EXERCISE TASK:
Copy the lines that follow, keeping every character the same.

SUPPLIED DATA:
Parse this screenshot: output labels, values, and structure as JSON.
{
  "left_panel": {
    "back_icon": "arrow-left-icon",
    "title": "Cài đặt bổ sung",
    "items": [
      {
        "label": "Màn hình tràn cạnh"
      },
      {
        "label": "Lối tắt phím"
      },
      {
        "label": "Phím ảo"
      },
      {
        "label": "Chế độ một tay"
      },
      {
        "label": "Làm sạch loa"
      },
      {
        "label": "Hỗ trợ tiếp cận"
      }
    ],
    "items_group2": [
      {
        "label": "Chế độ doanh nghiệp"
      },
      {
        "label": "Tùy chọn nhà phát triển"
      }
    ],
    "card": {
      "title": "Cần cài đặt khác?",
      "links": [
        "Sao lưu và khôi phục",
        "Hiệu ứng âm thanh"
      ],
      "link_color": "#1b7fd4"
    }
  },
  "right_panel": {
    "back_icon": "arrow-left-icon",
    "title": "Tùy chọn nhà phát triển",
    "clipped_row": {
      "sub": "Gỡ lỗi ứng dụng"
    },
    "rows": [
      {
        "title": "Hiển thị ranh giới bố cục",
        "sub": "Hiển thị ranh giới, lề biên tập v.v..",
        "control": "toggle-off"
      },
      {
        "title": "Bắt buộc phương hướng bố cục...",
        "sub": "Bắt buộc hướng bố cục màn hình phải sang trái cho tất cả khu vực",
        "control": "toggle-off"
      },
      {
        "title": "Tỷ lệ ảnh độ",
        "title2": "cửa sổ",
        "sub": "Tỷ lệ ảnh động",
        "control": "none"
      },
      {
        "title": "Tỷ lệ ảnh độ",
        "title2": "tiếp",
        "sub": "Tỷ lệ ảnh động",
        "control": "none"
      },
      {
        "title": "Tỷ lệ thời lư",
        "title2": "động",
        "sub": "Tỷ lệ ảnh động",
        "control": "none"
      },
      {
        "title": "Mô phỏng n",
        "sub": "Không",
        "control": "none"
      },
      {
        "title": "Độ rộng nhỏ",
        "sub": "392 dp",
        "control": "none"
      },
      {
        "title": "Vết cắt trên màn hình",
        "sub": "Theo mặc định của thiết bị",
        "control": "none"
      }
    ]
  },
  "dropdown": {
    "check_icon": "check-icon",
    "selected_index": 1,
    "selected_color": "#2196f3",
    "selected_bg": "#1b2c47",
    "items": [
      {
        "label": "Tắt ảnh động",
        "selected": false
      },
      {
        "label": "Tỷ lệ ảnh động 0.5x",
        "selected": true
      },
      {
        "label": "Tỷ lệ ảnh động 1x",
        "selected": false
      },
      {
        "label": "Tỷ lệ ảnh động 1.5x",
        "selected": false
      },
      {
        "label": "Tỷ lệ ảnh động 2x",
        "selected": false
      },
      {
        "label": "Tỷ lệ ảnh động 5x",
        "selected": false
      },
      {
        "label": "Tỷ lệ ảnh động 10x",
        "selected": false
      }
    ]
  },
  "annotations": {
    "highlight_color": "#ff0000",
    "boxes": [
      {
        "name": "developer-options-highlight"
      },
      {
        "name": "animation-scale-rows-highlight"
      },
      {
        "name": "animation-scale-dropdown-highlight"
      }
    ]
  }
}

WORKED SOLUTION:
Parse this screenshot: output labels, values, and structure as JSON.
{
  "left_panel": {
    "back_icon": "arrow-left-icon",
    "title": "Cài đặt bổ sung",
    "items": [
      {
        "label": "Màn hình tràn cạnh"
      },
      {
        "label": "Lối tắt phím"
      },
      {
        "label": "Phím ảo"
      },
      {
        "label": "Chế độ một tay"
      },
      {
        "label": "Làm sạch loa"
      },
      {
        "label": "Hỗ trợ tiếp cận"
      }
    ],
    "items_group2": [
      {
        "label": "Chế độ doanh nghiệp"
      },
      {
        "label": "Tùy chọn nhà phát triển"
      }
    ],
    "card": {
      "title": "Cần cài đặt khác?",
      "links": [
        "Sao lưu và khôi phục",
        "Hiệu ứng âm thanh"
      ],
      "link_color": "#1b7fd4"
    }
  },
  "right_panel": {
    "back_icon": "arrow-left-icon",
    "title": "Tùy chọn nhà phát triển",
    "clipped_row": {
      "sub": "Gỡ lỗi ứng dụng"
    },
    "rows": [
      {
        "title": "Hiển thị ranh giới bố cục",
        "sub": "Hiển thị ranh giới, lề biên tập v.v..",
        "control": "toggle-off"
      },
      {
        "title": "Bắt buộc phương hướng bố cục...",
        "sub": "Bắt buộc hướng bố cục màn hình phải sang trái cho tất cả khu vực",
        "control": "toggle-off"
      },
      {
        "title": "Tỷ lệ ảnh độ",
        "title2": "cửa sổ",
        "sub": "Tỷ lệ ảnh động",
        "control": "none"
      },
      {
        "title": "Tỷ lệ ảnh độ",
        "title2": "tiếp",
        "sub": "Tỷ lệ ảnh động",
        "control": "none"
      },
      {
        "title": "Tỷ lệ thời lư",
        "title2": "động",
        "sub": "Tỷ lệ ảnh động",
        "control": "none"
      },
      {
        "title": "Mô phỏng n",
        "sub": "Không",
        "control": "none"
      },
      {
        "title": "Độ rộng nhỏ",
        "sub": "392 dp",
        "control": "none"
      },
      {
        "title": "Vết cắt trên màn hình",
        "sub": "Theo mặc định của thiết bị",
        "control": "none"
      }
    ]
  },
  "dropdown": {
    "check_icon": "check-icon",
    "selected_index": 1,
    "selected_color": "#2196f3",
    "selected_bg": "#1b2c47",
    "items": [
      {
        "label": "Tắt ảnh động",
        "selected": false
      },
      {
        "label": "Tỷ lệ ảnh động 0.5x",
        "selected": true
      },
      {
        "label": "Tỷ lệ ảnh động 1x",
        "selected": false
      },
      {
        "label": "Tỷ lệ ảnh động 1.5x",
        "selected": false
      },
      {
        "label": "Tỷ lệ ảnh động 2x",
        "selected": false
      },
      {
        "label": "Tỷ lệ ảnh động 5x",
        "selected": false
      },
      {
        "label": "Tỷ lệ ảnh động 10x",
        "selected": false
      }
    ]
  },
  "annotations": {
    "highlight_color": "#ff0000",
    "boxes": [
      {
        "name": "developer-options-highlight"
      },
      {
        "name": "animation-scale-rows-highlight"
      },
      {
        "name": "animation-scale-dropdown-highlight"
      }
    ]
  }
}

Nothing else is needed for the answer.